Find every line of the listing below where "your" appears, and copy it.

____

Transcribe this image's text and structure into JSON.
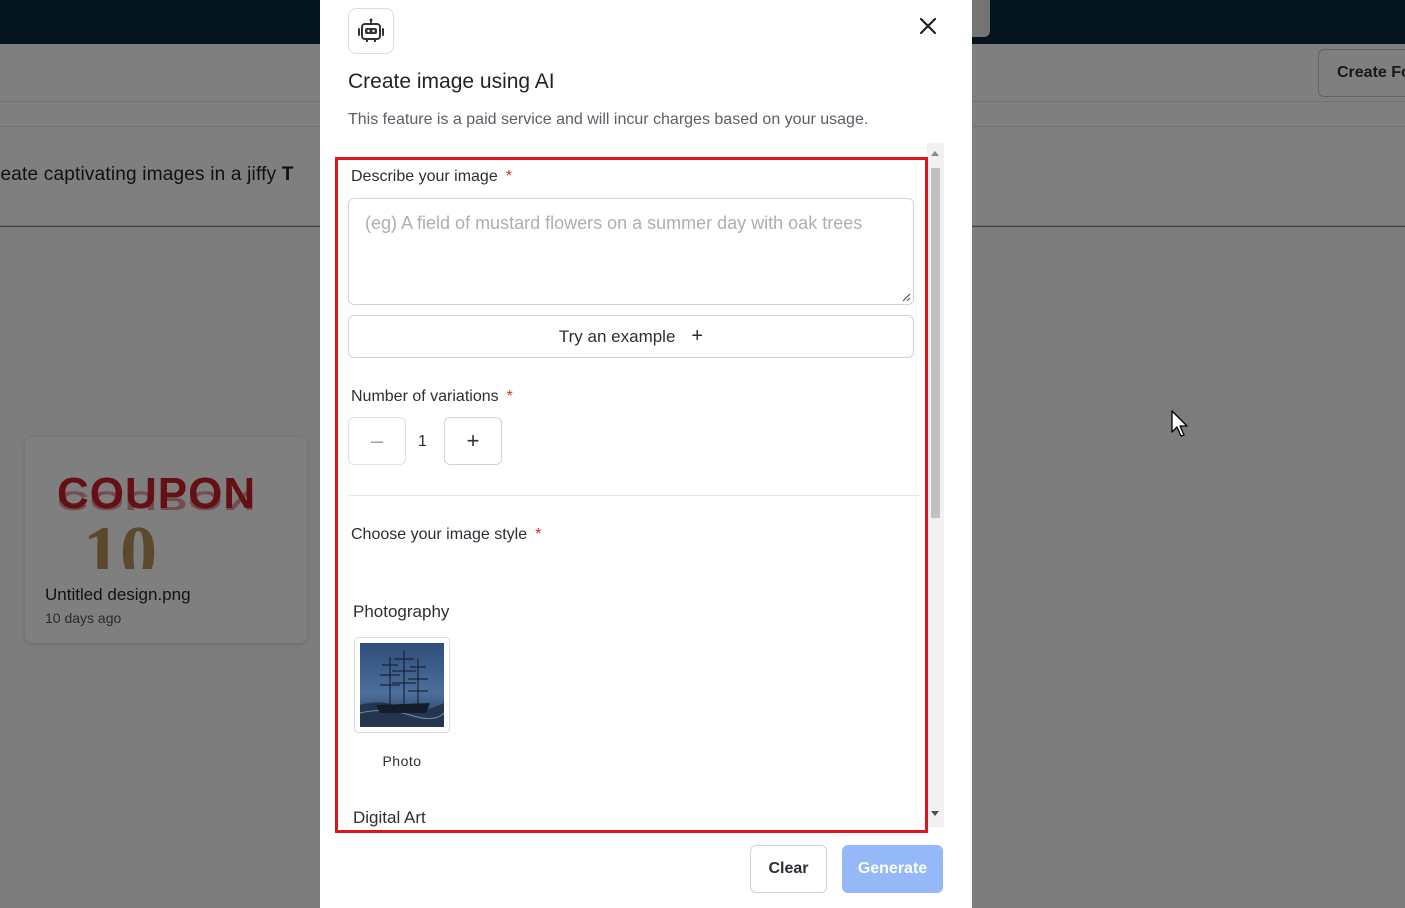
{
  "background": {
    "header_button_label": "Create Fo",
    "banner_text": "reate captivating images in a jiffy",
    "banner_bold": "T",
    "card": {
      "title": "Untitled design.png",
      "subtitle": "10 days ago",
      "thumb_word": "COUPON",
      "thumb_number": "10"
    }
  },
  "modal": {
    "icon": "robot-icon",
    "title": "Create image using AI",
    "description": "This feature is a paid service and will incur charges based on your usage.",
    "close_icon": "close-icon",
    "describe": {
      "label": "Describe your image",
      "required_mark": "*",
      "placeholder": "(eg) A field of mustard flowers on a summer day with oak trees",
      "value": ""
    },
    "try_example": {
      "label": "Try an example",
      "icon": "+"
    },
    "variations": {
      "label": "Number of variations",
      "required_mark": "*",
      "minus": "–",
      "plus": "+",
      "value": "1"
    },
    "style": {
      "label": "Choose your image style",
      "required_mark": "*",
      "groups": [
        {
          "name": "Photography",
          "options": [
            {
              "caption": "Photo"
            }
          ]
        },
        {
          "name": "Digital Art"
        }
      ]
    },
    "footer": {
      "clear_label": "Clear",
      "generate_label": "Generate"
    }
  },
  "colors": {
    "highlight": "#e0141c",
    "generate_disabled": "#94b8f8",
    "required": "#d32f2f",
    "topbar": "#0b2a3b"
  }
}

____

[ANSWER TO THE TASK]
    "description": "This feature is a paid service and will incur charges based on your usage.",
      "label": "Describe your image",
      "label": "Choose your image style",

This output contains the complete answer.